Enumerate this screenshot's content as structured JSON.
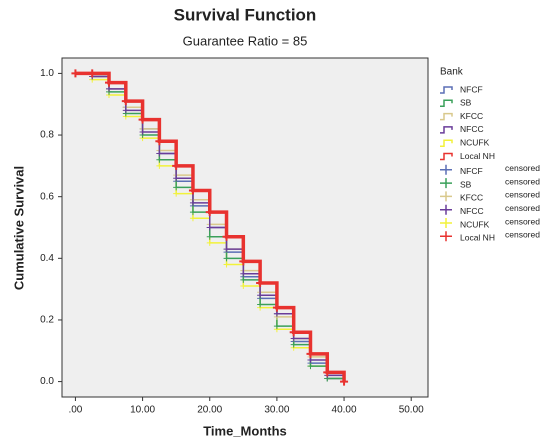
{
  "chart_data": {
    "type": "step",
    "title": "Survival Function",
    "subtitle": "Guarantee Ratio = 85",
    "x_label": "Time_Months",
    "y_label": "Cumulative Survival",
    "legend_title": "Bank",
    "x": [
      0,
      2.5,
      5,
      7.5,
      10,
      12.5,
      15,
      17.5,
      20,
      22.5,
      25,
      27.5,
      30,
      32.5,
      35,
      37.5,
      40
    ],
    "series": [
      {
        "name": "NFCF",
        "color": "#5b6fb5",
        "values": [
          1.0,
          0.99,
          0.95,
          0.89,
          0.82,
          0.74,
          0.65,
          0.57,
          0.5,
          0.42,
          0.34,
          0.27,
          0.22,
          0.13,
          0.06,
          0.01,
          0.0
        ]
      },
      {
        "name": "SB",
        "color": "#3aa05a",
        "values": [
          1.0,
          0.99,
          0.94,
          0.87,
          0.8,
          0.72,
          0.63,
          0.55,
          0.47,
          0.4,
          0.33,
          0.25,
          0.18,
          0.12,
          0.05,
          0.01,
          0.0
        ]
      },
      {
        "name": "KFCC",
        "color": "#d9c98c",
        "values": [
          1.0,
          0.99,
          0.95,
          0.89,
          0.82,
          0.75,
          0.67,
          0.59,
          0.51,
          0.43,
          0.36,
          0.29,
          0.21,
          0.14,
          0.08,
          0.03,
          0.0
        ]
      },
      {
        "name": "NFCC",
        "color": "#6a3d9a",
        "values": [
          1.0,
          0.99,
          0.95,
          0.88,
          0.81,
          0.74,
          0.66,
          0.58,
          0.5,
          0.43,
          0.35,
          0.28,
          0.22,
          0.14,
          0.07,
          0.02,
          0.0
        ]
      },
      {
        "name": "NCUFK",
        "color": "#f2f23a",
        "values": [
          1.0,
          0.98,
          0.93,
          0.86,
          0.79,
          0.7,
          0.61,
          0.53,
          0.45,
          0.38,
          0.31,
          0.24,
          0.17,
          0.11,
          0.05,
          0.01,
          0.0
        ]
      },
      {
        "name": "Local NH",
        "color": "#e8322f",
        "values": [
          1.0,
          1.0,
          0.97,
          0.91,
          0.85,
          0.78,
          0.7,
          0.62,
          0.55,
          0.47,
          0.39,
          0.32,
          0.24,
          0.16,
          0.09,
          0.03,
          0.0
        ]
      }
    ],
    "censored_legend": [
      {
        "name": "NFCF",
        "label": "censored",
        "color": "#5b6fb5"
      },
      {
        "name": "SB",
        "label": "censored",
        "color": "#3aa05a"
      },
      {
        "name": "KFCC",
        "label": "censored",
        "color": "#d9c98c"
      },
      {
        "name": "NFCC",
        "label": "censored",
        "color": "#6a3d9a"
      },
      {
        "name": "NCUFK",
        "label": "censored",
        "color": "#f2f23a"
      },
      {
        "name": "Local NH",
        "label": "censored",
        "color": "#e8322f"
      }
    ],
    "xlim": [
      -2,
      52.5
    ],
    "ylim": [
      -0.05,
      1.05
    ],
    "xticks": [
      {
        "value": 0,
        "label": ".00"
      },
      {
        "value": 10,
        "label": "10.00"
      },
      {
        "value": 20,
        "label": "20.00"
      },
      {
        "value": 30,
        "label": "30.00"
      },
      {
        "value": 40,
        "label": "40.00"
      },
      {
        "value": 50,
        "label": "50.00"
      }
    ],
    "yticks": [
      {
        "value": 0,
        "label": "0.0"
      },
      0.2,
      0.4,
      0.6,
      0.8,
      {
        "value": 1,
        "label": "1.0"
      }
    ]
  }
}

********************

## GIVEN EXERCISE
Retype each entry precisely. Skip images entirely.

## SOLUTION
Enumerate this screenshot's content as structured JSON.
{
  "chart_data": {
    "type": "step",
    "title": "Survival Function",
    "subtitle": "Guarantee Ratio = 85",
    "x_label": "Time_Months",
    "y_label": "Cumulative Survival",
    "legend_title": "Bank",
    "x": [
      0,
      2.5,
      5,
      7.5,
      10,
      12.5,
      15,
      17.5,
      20,
      22.5,
      25,
      27.5,
      30,
      32.5,
      35,
      37.5,
      40
    ],
    "series": [
      {
        "name": "NFCF",
        "color": "#5b6fb5",
        "values": [
          1.0,
          0.99,
          0.95,
          0.89,
          0.82,
          0.74,
          0.65,
          0.57,
          0.5,
          0.42,
          0.34,
          0.27,
          0.22,
          0.13,
          0.06,
          0.01,
          0.0
        ]
      },
      {
        "name": "SB",
        "color": "#3aa05a",
        "values": [
          1.0,
          0.99,
          0.94,
          0.87,
          0.8,
          0.72,
          0.63,
          0.55,
          0.47,
          0.4,
          0.33,
          0.25,
          0.18,
          0.12,
          0.05,
          0.01,
          0.0
        ]
      },
      {
        "name": "KFCC",
        "color": "#d9c98c",
        "values": [
          1.0,
          0.99,
          0.95,
          0.89,
          0.82,
          0.75,
          0.67,
          0.59,
          0.51,
          0.43,
          0.36,
          0.29,
          0.21,
          0.14,
          0.08,
          0.03,
          0.0
        ]
      },
      {
        "name": "NFCC",
        "color": "#6a3d9a",
        "values": [
          1.0,
          0.99,
          0.95,
          0.88,
          0.81,
          0.74,
          0.66,
          0.58,
          0.5,
          0.43,
          0.35,
          0.28,
          0.22,
          0.14,
          0.07,
          0.02,
          0.0
        ]
      },
      {
        "name": "NCUFK",
        "color": "#f2f23a",
        "values": [
          1.0,
          0.98,
          0.93,
          0.86,
          0.79,
          0.7,
          0.61,
          0.53,
          0.45,
          0.38,
          0.31,
          0.24,
          0.17,
          0.11,
          0.05,
          0.01,
          0.0
        ]
      },
      {
        "name": "Local NH",
        "color": "#e8322f",
        "values": [
          1.0,
          1.0,
          0.97,
          0.91,
          0.85,
          0.78,
          0.7,
          0.62,
          0.55,
          0.47,
          0.39,
          0.32,
          0.24,
          0.16,
          0.09,
          0.03,
          0.0
        ]
      }
    ],
    "censored_legend": [
      {
        "name": "NFCF",
        "label": "censored",
        "color": "#5b6fb5"
      },
      {
        "name": "SB",
        "label": "censored",
        "color": "#3aa05a"
      },
      {
        "name": "KFCC",
        "label": "censored",
        "color": "#d9c98c"
      },
      {
        "name": "NFCC",
        "label": "censored",
        "color": "#6a3d9a"
      },
      {
        "name": "NCUFK",
        "label": "censored",
        "color": "#f2f23a"
      },
      {
        "name": "Local NH",
        "label": "censored",
        "color": "#e8322f"
      }
    ],
    "xlim": [
      -2,
      52.5
    ],
    "ylim": [
      -0.05,
      1.05
    ],
    "xticks": [
      {
        "value": 0,
        "label": ".00"
      },
      {
        "value": 10,
        "label": "10.00"
      },
      {
        "value": 20,
        "label": "20.00"
      },
      {
        "value": 30,
        "label": "30.00"
      },
      {
        "value": 40,
        "label": "40.00"
      },
      {
        "value": 50,
        "label": "50.00"
      }
    ],
    "yticks": [
      {
        "value": 0,
        "label": "0.0"
      },
      0.2,
      0.4,
      0.6,
      0.8,
      {
        "value": 1,
        "label": "1.0"
      }
    ]
  }
}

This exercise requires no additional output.